• [What you need to do]: In the entries, find all lines that hold the word "type" and copy them.

[Dataset rows about figures]
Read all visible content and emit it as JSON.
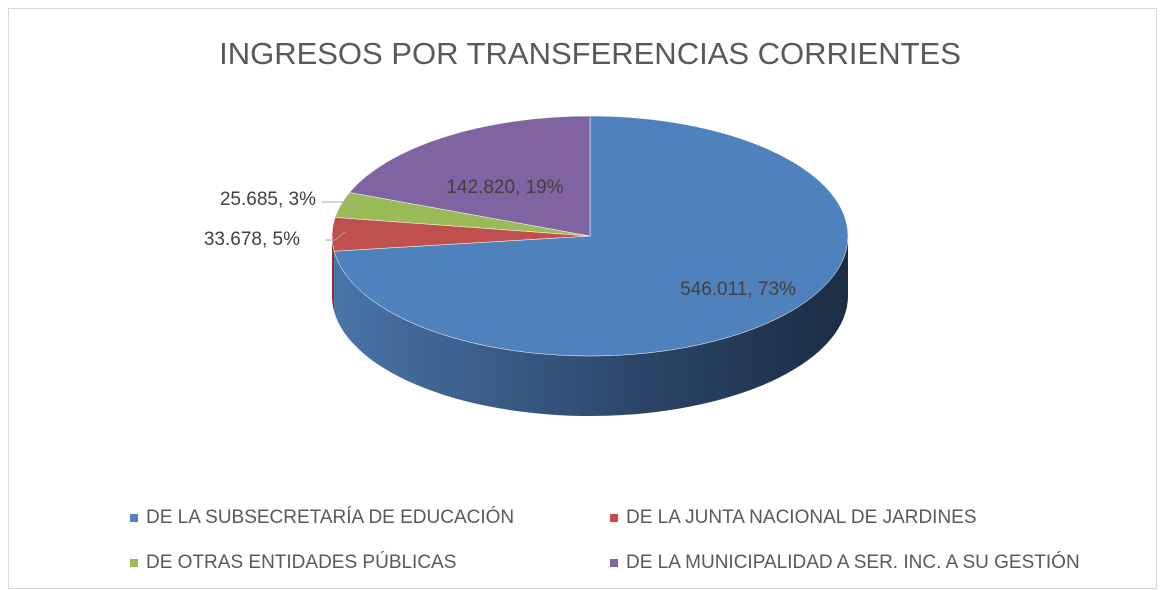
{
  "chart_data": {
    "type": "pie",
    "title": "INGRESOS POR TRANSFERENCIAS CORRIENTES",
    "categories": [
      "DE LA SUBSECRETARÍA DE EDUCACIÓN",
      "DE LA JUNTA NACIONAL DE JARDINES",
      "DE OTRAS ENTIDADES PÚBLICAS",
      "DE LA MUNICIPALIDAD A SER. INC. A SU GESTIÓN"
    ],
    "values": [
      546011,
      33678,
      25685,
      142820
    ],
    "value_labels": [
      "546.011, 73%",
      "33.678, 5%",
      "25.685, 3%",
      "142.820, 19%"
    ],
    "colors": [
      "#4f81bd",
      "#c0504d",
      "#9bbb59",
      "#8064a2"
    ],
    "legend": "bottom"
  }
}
...
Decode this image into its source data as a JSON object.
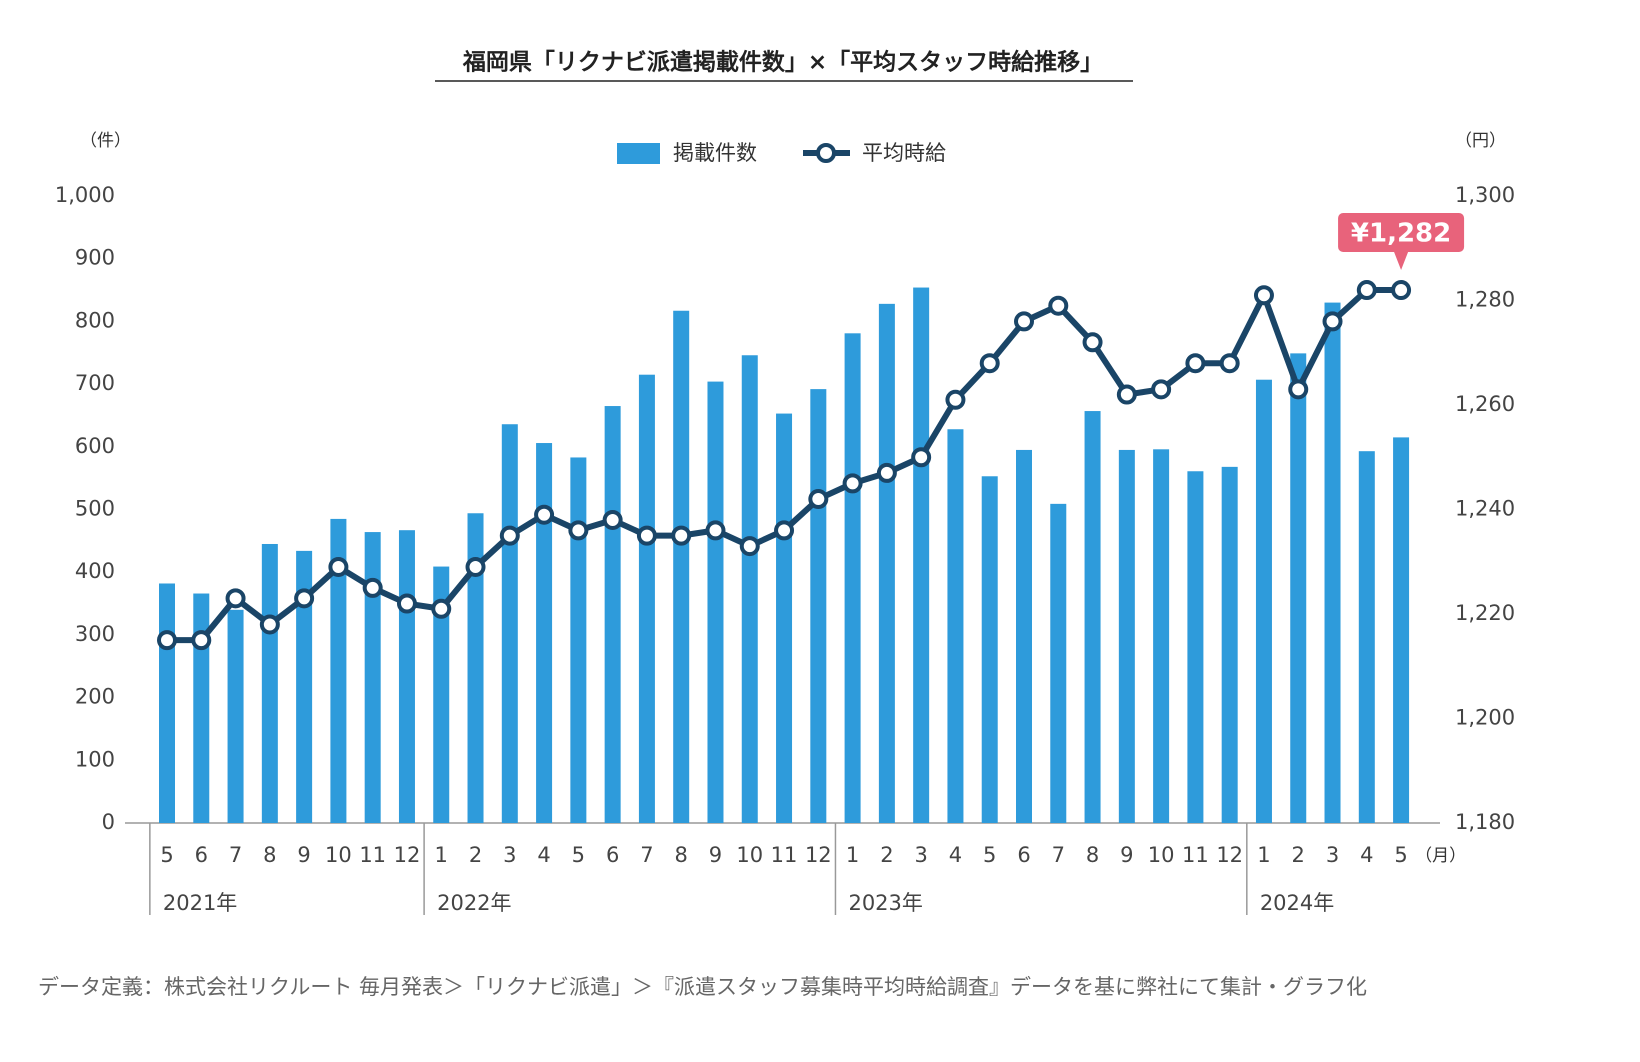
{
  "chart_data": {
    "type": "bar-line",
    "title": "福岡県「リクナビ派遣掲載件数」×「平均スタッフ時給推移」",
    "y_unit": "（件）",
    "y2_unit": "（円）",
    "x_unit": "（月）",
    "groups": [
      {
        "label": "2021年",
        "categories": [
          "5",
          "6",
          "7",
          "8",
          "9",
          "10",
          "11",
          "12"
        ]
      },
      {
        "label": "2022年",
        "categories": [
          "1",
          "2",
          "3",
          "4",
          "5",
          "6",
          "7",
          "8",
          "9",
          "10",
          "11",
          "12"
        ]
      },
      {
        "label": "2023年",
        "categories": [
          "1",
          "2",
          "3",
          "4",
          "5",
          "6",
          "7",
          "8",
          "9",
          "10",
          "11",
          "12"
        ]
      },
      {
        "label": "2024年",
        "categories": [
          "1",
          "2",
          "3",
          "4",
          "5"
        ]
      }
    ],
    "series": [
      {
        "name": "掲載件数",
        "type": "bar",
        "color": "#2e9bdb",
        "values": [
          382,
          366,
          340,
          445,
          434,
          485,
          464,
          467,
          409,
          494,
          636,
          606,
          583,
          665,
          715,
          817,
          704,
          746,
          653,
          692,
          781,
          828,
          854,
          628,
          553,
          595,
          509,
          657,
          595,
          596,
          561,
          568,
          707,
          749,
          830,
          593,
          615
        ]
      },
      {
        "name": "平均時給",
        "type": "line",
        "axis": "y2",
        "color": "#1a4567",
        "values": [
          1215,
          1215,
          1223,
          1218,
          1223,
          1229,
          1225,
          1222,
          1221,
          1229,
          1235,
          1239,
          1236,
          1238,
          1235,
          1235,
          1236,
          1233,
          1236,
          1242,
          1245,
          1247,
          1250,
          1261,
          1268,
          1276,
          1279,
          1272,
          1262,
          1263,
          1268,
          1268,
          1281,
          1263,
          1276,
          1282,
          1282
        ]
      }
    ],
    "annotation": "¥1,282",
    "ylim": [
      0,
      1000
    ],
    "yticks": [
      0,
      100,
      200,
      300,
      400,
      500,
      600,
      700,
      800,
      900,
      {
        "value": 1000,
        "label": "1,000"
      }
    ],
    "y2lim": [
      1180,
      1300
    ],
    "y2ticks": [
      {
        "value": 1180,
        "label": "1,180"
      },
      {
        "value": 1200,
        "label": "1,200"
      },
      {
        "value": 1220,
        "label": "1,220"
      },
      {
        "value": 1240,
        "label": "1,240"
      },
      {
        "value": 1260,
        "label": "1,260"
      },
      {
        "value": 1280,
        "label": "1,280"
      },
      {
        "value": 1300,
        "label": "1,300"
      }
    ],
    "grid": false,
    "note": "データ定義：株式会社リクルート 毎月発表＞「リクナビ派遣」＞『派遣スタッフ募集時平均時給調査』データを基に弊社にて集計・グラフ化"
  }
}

• [Task answer]:
    "type": "pie",
    "type": "bar-line",
        "type": "bar",
        "type": "line",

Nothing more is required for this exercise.